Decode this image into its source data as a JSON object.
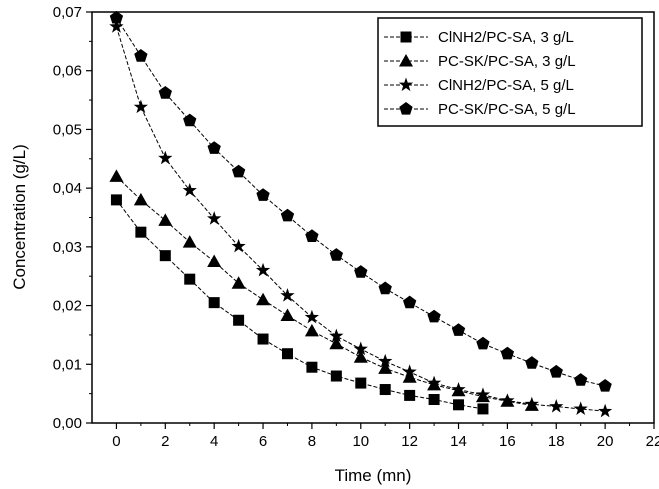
{
  "chart_data": {
    "type": "line",
    "title": "",
    "xlabel": "Time (mn)",
    "ylabel": "Concentration (g/L)",
    "xlim": [
      -1,
      22
    ],
    "ylim": [
      0,
      0.07
    ],
    "x_ticks": [
      "0",
      "2",
      "4",
      "6",
      "8",
      "10",
      "12",
      "14",
      "16",
      "18",
      "20",
      "22"
    ],
    "y_ticks": [
      "0,00",
      "0,01",
      "0,02",
      "0,03",
      "0,04",
      "0,05",
      "0,06",
      "0,07"
    ],
    "grid": false,
    "legend_position": "top-right",
    "series": [
      {
        "name": "ClNH2/PC-SA, 3 g/L",
        "marker": "square",
        "x": [
          0,
          1,
          2,
          3,
          4,
          5,
          6,
          7,
          8,
          9,
          10,
          11,
          12,
          13,
          14,
          15
        ],
        "y": [
          0.038,
          0.0325,
          0.0285,
          0.0245,
          0.0205,
          0.0175,
          0.0143,
          0.0118,
          0.0095,
          0.008,
          0.0068,
          0.0057,
          0.0047,
          0.004,
          0.0031,
          0.0024
        ]
      },
      {
        "name": "PC-SK/PC-SA, 3 g/L",
        "marker": "triangle",
        "x": [
          0,
          1,
          2,
          3,
          4,
          5,
          6,
          7,
          8,
          9,
          10,
          11,
          12,
          13,
          14,
          15,
          16,
          17
        ],
        "y": [
          0.042,
          0.038,
          0.0345,
          0.0308,
          0.0275,
          0.0238,
          0.021,
          0.0183,
          0.0157,
          0.0135,
          0.0112,
          0.0093,
          0.0078,
          0.0065,
          0.0055,
          0.0045,
          0.0037,
          0.003
        ]
      },
      {
        "name": "ClNH2/PC-SA, 5 g/L",
        "marker": "star",
        "x": [
          0,
          1,
          2,
          3,
          4,
          5,
          6,
          7,
          8,
          9,
          10,
          11,
          12,
          13,
          14,
          15,
          16,
          17,
          18,
          19,
          20
        ],
        "y": [
          0.0675,
          0.0538,
          0.0451,
          0.0396,
          0.0348,
          0.0301,
          0.026,
          0.0217,
          0.018,
          0.0148,
          0.0126,
          0.0105,
          0.0087,
          0.0068,
          0.0057,
          0.0048,
          0.0038,
          0.0032,
          0.0028,
          0.0024,
          0.002
        ]
      },
      {
        "name": "PC-SK/PC-SA, 5 g/L",
        "marker": "pentagon",
        "x": [
          0,
          1,
          2,
          3,
          4,
          5,
          6,
          7,
          8,
          9,
          10,
          11,
          12,
          13,
          14,
          15,
          16,
          17,
          18,
          19,
          20
        ],
        "y": [
          0.069,
          0.0625,
          0.0562,
          0.0515,
          0.0468,
          0.0428,
          0.0388,
          0.0353,
          0.0318,
          0.0286,
          0.0257,
          0.0229,
          0.0205,
          0.0181,
          0.0158,
          0.0135,
          0.0118,
          0.0102,
          0.0087,
          0.0073,
          0.0063
        ]
      }
    ]
  }
}
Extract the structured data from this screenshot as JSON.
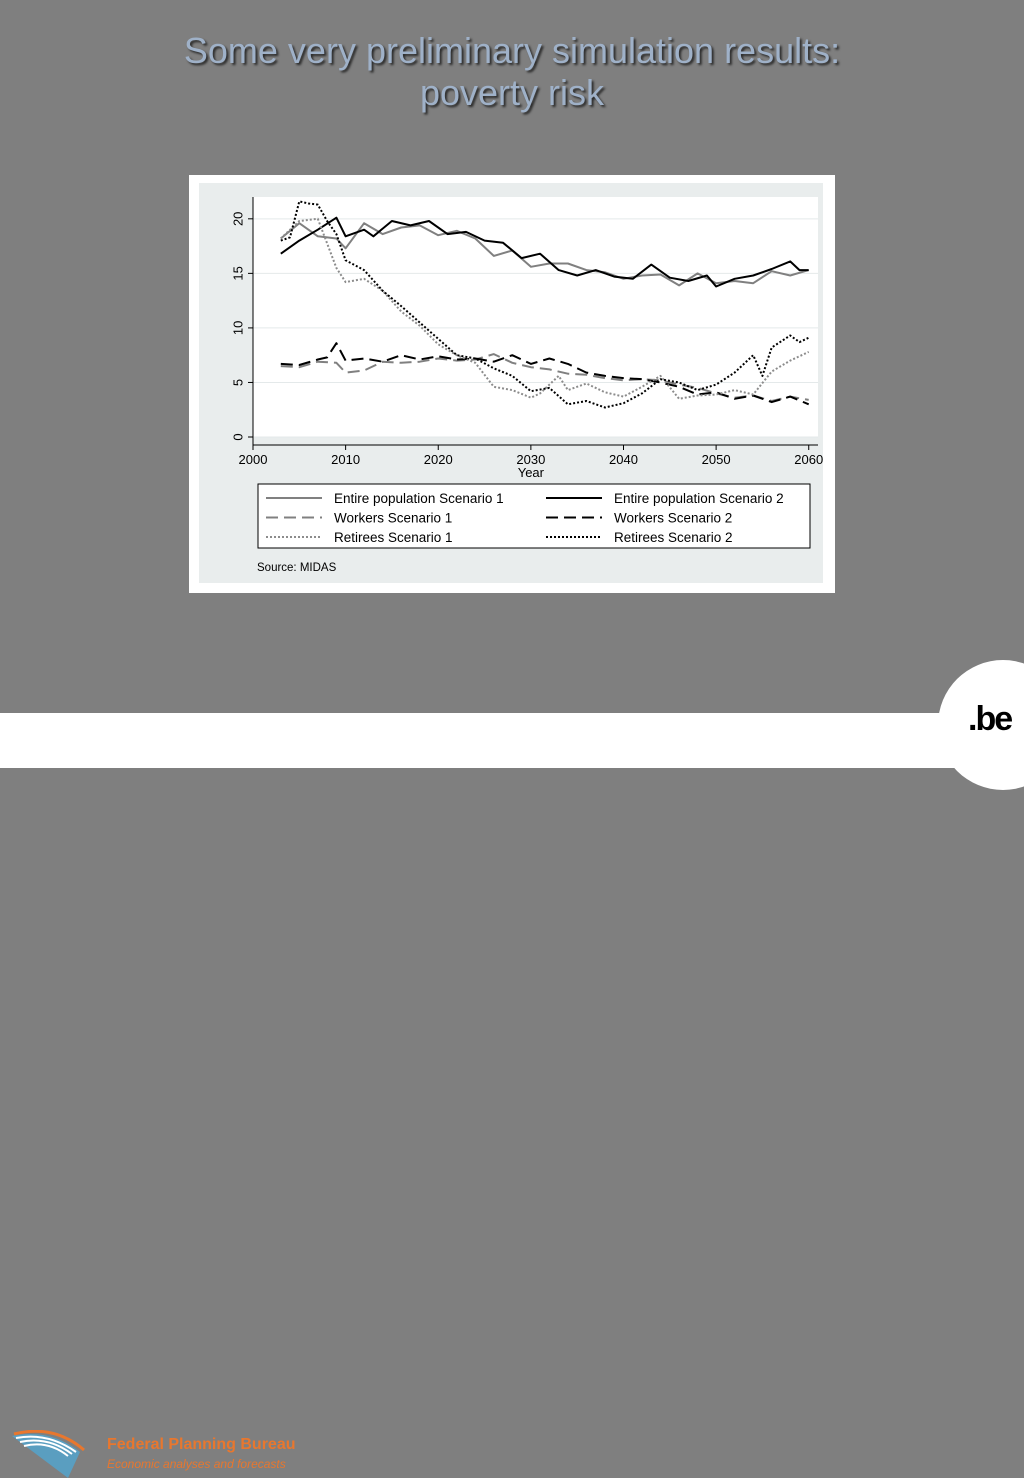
{
  "slide": {
    "title_line1": "Some very preliminary simulation results:",
    "title_line2": "poverty risk"
  },
  "footer": {
    "org_name": "Federal Planning Bureau",
    "org_tagline": "Economic analyses and forecasts",
    "be_logo_text": ".be"
  },
  "chart_data": {
    "type": "line",
    "xlabel": "Year",
    "ylabel": "",
    "xlim": [
      2000,
      2061
    ],
    "ylim": [
      0,
      22
    ],
    "xticks": [
      2000,
      2010,
      2020,
      2030,
      2040,
      2050,
      2060
    ],
    "yticks": [
      0,
      5,
      10,
      15,
      20
    ],
    "grid": "horizontal",
    "legend_position": "bottom",
    "source": "Source: MIDAS",
    "series": [
      {
        "name": "Entire population Scenario 1",
        "color": "#808080",
        "dash": "solid",
        "x": [
          2003,
          2005,
          2007,
          2009,
          2010,
          2012,
          2014,
          2016,
          2018,
          2020,
          2022,
          2024,
          2026,
          2028,
          2030,
          2032,
          2034,
          2036,
          2038,
          2040,
          2042,
          2044,
          2046,
          2048,
          2050,
          2052,
          2054,
          2056,
          2058,
          2060
        ],
        "y": [
          18.2,
          19.6,
          18.4,
          18.2,
          17.3,
          19.6,
          18.6,
          19.2,
          19.4,
          18.5,
          18.9,
          18.2,
          16.6,
          17.1,
          15.6,
          15.9,
          15.9,
          15.3,
          15.1,
          14.5,
          14.8,
          14.9,
          13.9,
          15.0,
          14.1,
          14.3,
          14.1,
          15.2,
          14.8,
          15.3
        ]
      },
      {
        "name": "Entire population Scenario 2",
        "color": "#000000",
        "dash": "solid",
        "x": [
          2003,
          2005,
          2007,
          2009,
          2010,
          2012,
          2013,
          2015,
          2017,
          2019,
          2021,
          2023,
          2025,
          2027,
          2029,
          2031,
          2033,
          2035,
          2037,
          2039,
          2041,
          2043,
          2045,
          2047,
          2049,
          2050,
          2052,
          2054,
          2056,
          2058,
          2059,
          2060
        ],
        "y": [
          16.8,
          18.0,
          19.0,
          20.1,
          18.4,
          19.0,
          18.4,
          19.8,
          19.4,
          19.8,
          18.6,
          18.8,
          18.0,
          17.8,
          16.4,
          16.8,
          15.3,
          14.8,
          15.3,
          14.7,
          14.5,
          15.8,
          14.6,
          14.3,
          14.8,
          13.8,
          14.5,
          14.8,
          15.4,
          16.1,
          15.3,
          15.3
        ]
      },
      {
        "name": "Workers Scenario 1",
        "color": "#808080",
        "dash": "12,6",
        "x": [
          2003,
          2005,
          2007,
          2009,
          2010,
          2012,
          2014,
          2016,
          2018,
          2020,
          2022,
          2024,
          2026,
          2028,
          2030,
          2032,
          2034,
          2036,
          2038,
          2040,
          2042,
          2044,
          2046,
          2048,
          2050,
          2052,
          2054,
          2056,
          2058,
          2060
        ],
        "y": [
          6.5,
          6.4,
          6.9,
          6.8,
          5.9,
          6.1,
          6.9,
          6.8,
          6.9,
          7.2,
          7.0,
          7.1,
          7.6,
          6.8,
          6.4,
          6.2,
          5.8,
          5.7,
          5.4,
          5.2,
          5.3,
          5.2,
          4.8,
          4.5,
          4.0,
          3.6,
          3.8,
          3.3,
          3.7,
          3.4
        ]
      },
      {
        "name": "Workers Scenario 2",
        "color": "#000000",
        "dash": "12,6",
        "x": [
          2003,
          2005,
          2007,
          2008,
          2009,
          2010,
          2012,
          2014,
          2016,
          2018,
          2020,
          2022,
          2024,
          2026,
          2028,
          2030,
          2032,
          2034,
          2036,
          2038,
          2040,
          2042,
          2044,
          2046,
          2048,
          2050,
          2052,
          2054,
          2056,
          2058,
          2060
        ],
        "y": [
          6.7,
          6.6,
          7.1,
          7.3,
          8.6,
          7.0,
          7.2,
          6.9,
          7.5,
          7.1,
          7.4,
          7.1,
          7.2,
          6.9,
          7.5,
          6.7,
          7.2,
          6.7,
          5.9,
          5.6,
          5.4,
          5.3,
          5.0,
          4.6,
          3.9,
          4.1,
          3.5,
          3.8,
          3.2,
          3.7,
          3.0
        ]
      },
      {
        "name": "Retirees Scenario 1",
        "color": "#8c8c8c",
        "dash": "2,2",
        "x": [
          2003,
          2005,
          2007,
          2009,
          2010,
          2012,
          2014,
          2016,
          2018,
          2020,
          2022,
          2024,
          2026,
          2028,
          2030,
          2031,
          2032,
          2033,
          2034,
          2036,
          2038,
          2040,
          2042,
          2044,
          2046,
          2048,
          2050,
          2052,
          2054,
          2056,
          2058,
          2060
        ],
        "y": [
          18.2,
          19.8,
          20.0,
          15.5,
          14.2,
          14.5,
          13.4,
          11.5,
          10.2,
          8.5,
          7.5,
          6.8,
          4.6,
          4.3,
          3.6,
          4.0,
          4.8,
          5.6,
          4.3,
          4.9,
          4.1,
          3.7,
          4.6,
          5.6,
          3.5,
          3.8,
          3.9,
          4.3,
          3.9,
          6.0,
          7.0,
          7.8
        ]
      },
      {
        "name": "Retirees Scenario 2",
        "color": "#000000",
        "dash": "2,2",
        "x": [
          2003,
          2004,
          2005,
          2006,
          2007,
          2008,
          2009,
          2010,
          2012,
          2014,
          2016,
          2018,
          2020,
          2022,
          2024,
          2026,
          2028,
          2030,
          2032,
          2034,
          2036,
          2038,
          2040,
          2042,
          2044,
          2046,
          2048,
          2050,
          2052,
          2054,
          2055,
          2056,
          2058,
          2059,
          2060
        ],
        "y": [
          18.0,
          18.3,
          21.6,
          21.4,
          21.3,
          19.8,
          18.6,
          16.2,
          15.3,
          13.4,
          12.0,
          10.5,
          9.0,
          7.5,
          7.2,
          6.3,
          5.6,
          4.2,
          4.5,
          3.0,
          3.3,
          2.7,
          3.1,
          4.0,
          5.3,
          5.0,
          4.3,
          4.8,
          5.9,
          7.5,
          5.6,
          8.2,
          9.3,
          8.7,
          9.1
        ]
      }
    ]
  }
}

_Do this_
Copy out every line of the data that includes "Entire".

_Finished answer_
        "name": "Entire population Scenario 1",
        "name": "Entire population Scenario 2",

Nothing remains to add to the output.